- EXERCISE DIRECTIONS:
Quote the records below in full, exactly as given, with the images taken out.

- THE RECORDS:

..........

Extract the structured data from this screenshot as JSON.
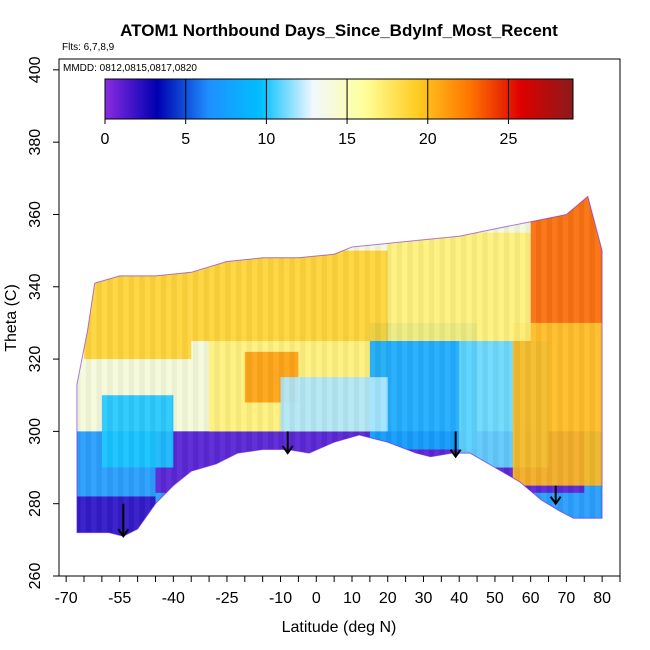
{
  "chart_data": {
    "type": "heatmap",
    "title": "ATOM1 Northbound Days_Since_BdyInf_Most_Recent",
    "subtitle_lines": [
      "Flts: 6,7,8,9",
      "MMDD: 0812,0815,0817,0820"
    ],
    "xlabel": "Latitude (deg N)",
    "ylabel": "Theta (C)",
    "xlim": [
      -72,
      85
    ],
    "ylim": [
      260,
      403
    ],
    "x_ticks": [
      -70,
      -55,
      -40,
      -25,
      -10,
      0,
      10,
      20,
      30,
      40,
      50,
      60,
      70,
      80
    ],
    "x_ticks_minor": [
      -65,
      -60,
      -50,
      -45,
      -35,
      -30,
      -20,
      -15,
      -5,
      5,
      15,
      25,
      35,
      45,
      55,
      65,
      75,
      85
    ],
    "y_ticks": [
      260,
      280,
      300,
      320,
      340,
      360,
      380,
      400
    ],
    "colorbar": {
      "min": 0,
      "max": 29,
      "ticks": [
        0,
        5,
        10,
        15,
        20,
        25
      ],
      "stops": [
        "#8b2be2",
        "#0000b0",
        "#1e90ff",
        "#00bfff",
        "#f2f8ff",
        "#ffff99",
        "#ffcc22",
        "#ff7700",
        "#dd0000",
        "#8b1a1a"
      ]
    },
    "domain_bottom_theta": [
      [
        -67,
        272
      ],
      [
        -62,
        272
      ],
      [
        -58,
        272
      ],
      [
        -54,
        271
      ],
      [
        -50,
        273
      ],
      [
        -45,
        280
      ],
      [
        -40,
        285
      ],
      [
        -35,
        289
      ],
      [
        -28,
        291
      ],
      [
        -22,
        294
      ],
      [
        -15,
        295
      ],
      [
        -8,
        295
      ],
      [
        -2,
        294
      ],
      [
        5,
        297
      ],
      [
        12,
        299
      ],
      [
        20,
        297
      ],
      [
        28,
        294
      ],
      [
        32,
        293
      ],
      [
        38,
        294
      ],
      [
        43,
        294
      ],
      [
        50,
        290
      ],
      [
        57,
        286
      ],
      [
        63,
        281
      ],
      [
        68,
        278
      ],
      [
        72,
        276
      ],
      [
        80,
        276
      ]
    ],
    "domain_top_theta": [
      [
        -67,
        313
      ],
      [
        -64,
        328
      ],
      [
        -62,
        341
      ],
      [
        -55,
        343
      ],
      [
        -45,
        343
      ],
      [
        -35,
        344
      ],
      [
        -25,
        347
      ],
      [
        -15,
        348
      ],
      [
        -5,
        348
      ],
      [
        5,
        349
      ],
      [
        10,
        351
      ],
      [
        20,
        352
      ],
      [
        30,
        353
      ],
      [
        40,
        354
      ],
      [
        50,
        356
      ],
      [
        60,
        358
      ],
      [
        70,
        360
      ],
      [
        76,
        365
      ],
      [
        80,
        350
      ]
    ],
    "regions": [
      {
        "lat": [
          -67,
          80
        ],
        "theta": [
          270,
          300
        ],
        "days": 7
      },
      {
        "lat": [
          -67,
          -45
        ],
        "theta": [
          270,
          282
        ],
        "days": 2
      },
      {
        "lat": [
          -45,
          75
        ],
        "theta": [
          283,
          300
        ],
        "days": 1
      },
      {
        "lat": [
          -30,
          20
        ],
        "theta": [
          300,
          325
        ],
        "days": 17
      },
      {
        "lat": [
          -20,
          -5
        ],
        "theta": [
          308,
          322
        ],
        "days": 21
      },
      {
        "lat": [
          15,
          45
        ],
        "theta": [
          295,
          330
        ],
        "days": 8
      },
      {
        "lat": [
          40,
          65
        ],
        "theta": [
          290,
          325
        ],
        "days": 11
      },
      {
        "lat": [
          55,
          80
        ],
        "theta": [
          285,
          330
        ],
        "days": 20
      },
      {
        "lat": [
          -65,
          -35
        ],
        "theta": [
          320,
          345
        ],
        "days": 19
      },
      {
        "lat": [
          -35,
          20
        ],
        "theta": [
          325,
          350
        ],
        "days": 19
      },
      {
        "lat": [
          20,
          60
        ],
        "theta": [
          325,
          355
        ],
        "days": 17
      },
      {
        "lat": [
          60,
          80
        ],
        "theta": [
          330,
          365
        ],
        "days": 23
      },
      {
        "lat": [
          -10,
          20
        ],
        "theta": [
          300,
          315
        ],
        "days": 12
      },
      {
        "lat": [
          -60,
          -40
        ],
        "theta": [
          290,
          310
        ],
        "days": 10
      }
    ],
    "arrows": [
      {
        "lat": -54,
        "theta_from": 280,
        "theta_to": 271
      },
      {
        "lat": -8,
        "theta_from": 300,
        "theta_to": 294
      },
      {
        "lat": 39,
        "theta_from": 300,
        "theta_to": 293
      },
      {
        "lat": 67,
        "theta_from": 285,
        "theta_to": 280
      }
    ]
  }
}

..........

- RESPONSE:
Extract the structured data from this screenshot as JSON.
{
  "chart_data": {
    "type": "heatmap",
    "title": "ATOM1 Northbound Days_Since_BdyInf_Most_Recent",
    "subtitle_lines": [
      "Flts: 6,7,8,9",
      "MMDD: 0812,0815,0817,0820"
    ],
    "xlabel": "Latitude (deg N)",
    "ylabel": "Theta (C)",
    "xlim": [
      -72,
      85
    ],
    "ylim": [
      260,
      403
    ],
    "x_ticks": [
      -70,
      -55,
      -40,
      -25,
      -10,
      0,
      10,
      20,
      30,
      40,
      50,
      60,
      70,
      80
    ],
    "x_ticks_minor": [
      -65,
      -60,
      -50,
      -45,
      -35,
      -30,
      -20,
      -15,
      -5,
      5,
      15,
      25,
      35,
      45,
      55,
      65,
      75,
      85
    ],
    "y_ticks": [
      260,
      280,
      300,
      320,
      340,
      360,
      380,
      400
    ],
    "colorbar": {
      "min": 0,
      "max": 29,
      "ticks": [
        0,
        5,
        10,
        15,
        20,
        25
      ],
      "stops": [
        "#8b2be2",
        "#0000b0",
        "#1e90ff",
        "#00bfff",
        "#f2f8ff",
        "#ffff99",
        "#ffcc22",
        "#ff7700",
        "#dd0000",
        "#8b1a1a"
      ]
    },
    "domain_bottom_theta": [
      [
        -67,
        272
      ],
      [
        -62,
        272
      ],
      [
        -58,
        272
      ],
      [
        -54,
        271
      ],
      [
        -50,
        273
      ],
      [
        -45,
        280
      ],
      [
        -40,
        285
      ],
      [
        -35,
        289
      ],
      [
        -28,
        291
      ],
      [
        -22,
        294
      ],
      [
        -15,
        295
      ],
      [
        -8,
        295
      ],
      [
        -2,
        294
      ],
      [
        5,
        297
      ],
      [
        12,
        299
      ],
      [
        20,
        297
      ],
      [
        28,
        294
      ],
      [
        32,
        293
      ],
      [
        38,
        294
      ],
      [
        43,
        294
      ],
      [
        50,
        290
      ],
      [
        57,
        286
      ],
      [
        63,
        281
      ],
      [
        68,
        278
      ],
      [
        72,
        276
      ],
      [
        80,
        276
      ]
    ],
    "domain_top_theta": [
      [
        -67,
        313
      ],
      [
        -64,
        328
      ],
      [
        -62,
        341
      ],
      [
        -55,
        343
      ],
      [
        -45,
        343
      ],
      [
        -35,
        344
      ],
      [
        -25,
        347
      ],
      [
        -15,
        348
      ],
      [
        -5,
        348
      ],
      [
        5,
        349
      ],
      [
        10,
        351
      ],
      [
        20,
        352
      ],
      [
        30,
        353
      ],
      [
        40,
        354
      ],
      [
        50,
        356
      ],
      [
        60,
        358
      ],
      [
        70,
        360
      ],
      [
        76,
        365
      ],
      [
        80,
        350
      ]
    ],
    "regions": [
      {
        "lat": [
          -67,
          80
        ],
        "theta": [
          270,
          300
        ],
        "days": 7
      },
      {
        "lat": [
          -67,
          -45
        ],
        "theta": [
          270,
          282
        ],
        "days": 2
      },
      {
        "lat": [
          -45,
          75
        ],
        "theta": [
          283,
          300
        ],
        "days": 1
      },
      {
        "lat": [
          -30,
          20
        ],
        "theta": [
          300,
          325
        ],
        "days": 17
      },
      {
        "lat": [
          -20,
          -5
        ],
        "theta": [
          308,
          322
        ],
        "days": 21
      },
      {
        "lat": [
          15,
          45
        ],
        "theta": [
          295,
          330
        ],
        "days": 8
      },
      {
        "lat": [
          40,
          65
        ],
        "theta": [
          290,
          325
        ],
        "days": 11
      },
      {
        "lat": [
          55,
          80
        ],
        "theta": [
          285,
          330
        ],
        "days": 20
      },
      {
        "lat": [
          -65,
          -35
        ],
        "theta": [
          320,
          345
        ],
        "days": 19
      },
      {
        "lat": [
          -35,
          20
        ],
        "theta": [
          325,
          350
        ],
        "days": 19
      },
      {
        "lat": [
          20,
          60
        ],
        "theta": [
          325,
          355
        ],
        "days": 17
      },
      {
        "lat": [
          60,
          80
        ],
        "theta": [
          330,
          365
        ],
        "days": 23
      },
      {
        "lat": [
          -10,
          20
        ],
        "theta": [
          300,
          315
        ],
        "days": 12
      },
      {
        "lat": [
          -60,
          -40
        ],
        "theta": [
          290,
          310
        ],
        "days": 10
      }
    ],
    "arrows": [
      {
        "lat": -54,
        "theta_from": 280,
        "theta_to": 271
      },
      {
        "lat": -8,
        "theta_from": 300,
        "theta_to": 294
      },
      {
        "lat": 39,
        "theta_from": 300,
        "theta_to": 293
      },
      {
        "lat": 67,
        "theta_from": 285,
        "theta_to": 280
      }
    ]
  }
}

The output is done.